Directions: Output every line below without omitting or altering anything.

Records:
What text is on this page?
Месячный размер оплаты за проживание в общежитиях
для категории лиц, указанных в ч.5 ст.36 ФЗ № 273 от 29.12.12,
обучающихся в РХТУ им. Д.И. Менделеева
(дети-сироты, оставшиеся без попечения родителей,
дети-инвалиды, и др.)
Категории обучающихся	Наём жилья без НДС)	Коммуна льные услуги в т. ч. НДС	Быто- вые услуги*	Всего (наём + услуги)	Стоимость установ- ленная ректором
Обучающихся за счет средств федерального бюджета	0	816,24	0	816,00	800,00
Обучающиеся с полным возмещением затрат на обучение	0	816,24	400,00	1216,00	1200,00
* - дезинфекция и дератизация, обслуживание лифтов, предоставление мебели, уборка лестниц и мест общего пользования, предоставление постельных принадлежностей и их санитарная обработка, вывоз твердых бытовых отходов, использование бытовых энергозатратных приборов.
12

In response:
What text is on this page?
Месячный размер оплаты за проживание в общежитиях
для категории лиц, указанных в ч.5 ст.36 ФЗ № 273 от 29.12.12,
обучающихся в РХТУ им. Д.И. Менделеева
(дети-сироты, оставшиеся без попечения родителей,
дети-инвалиды, и др.)
Категории обучающихся	Наём жилья без НДС)	Коммуна льные услуги в т. ч. НДС	Быто- вые услуги*	Всего (наём + услуги)	Стоимость установ- ленная ректором
Обучающихся за счет средств федерального бюджета	0	816,24	0	816,00	800,00
Обучающиеся с полным возмещением затрат на обучение	0	816,24	400,00	1216,00	1200,00
* - дезинфекция и дератизация, обслуживание лифтов, предоставление мебели, уборка лестниц и мест общего пользования, предоставление постельных принадлежностей и их санитарная обработка, вывоз твердых бытовых отходов, использование бытовых энергозатратных приборов.
12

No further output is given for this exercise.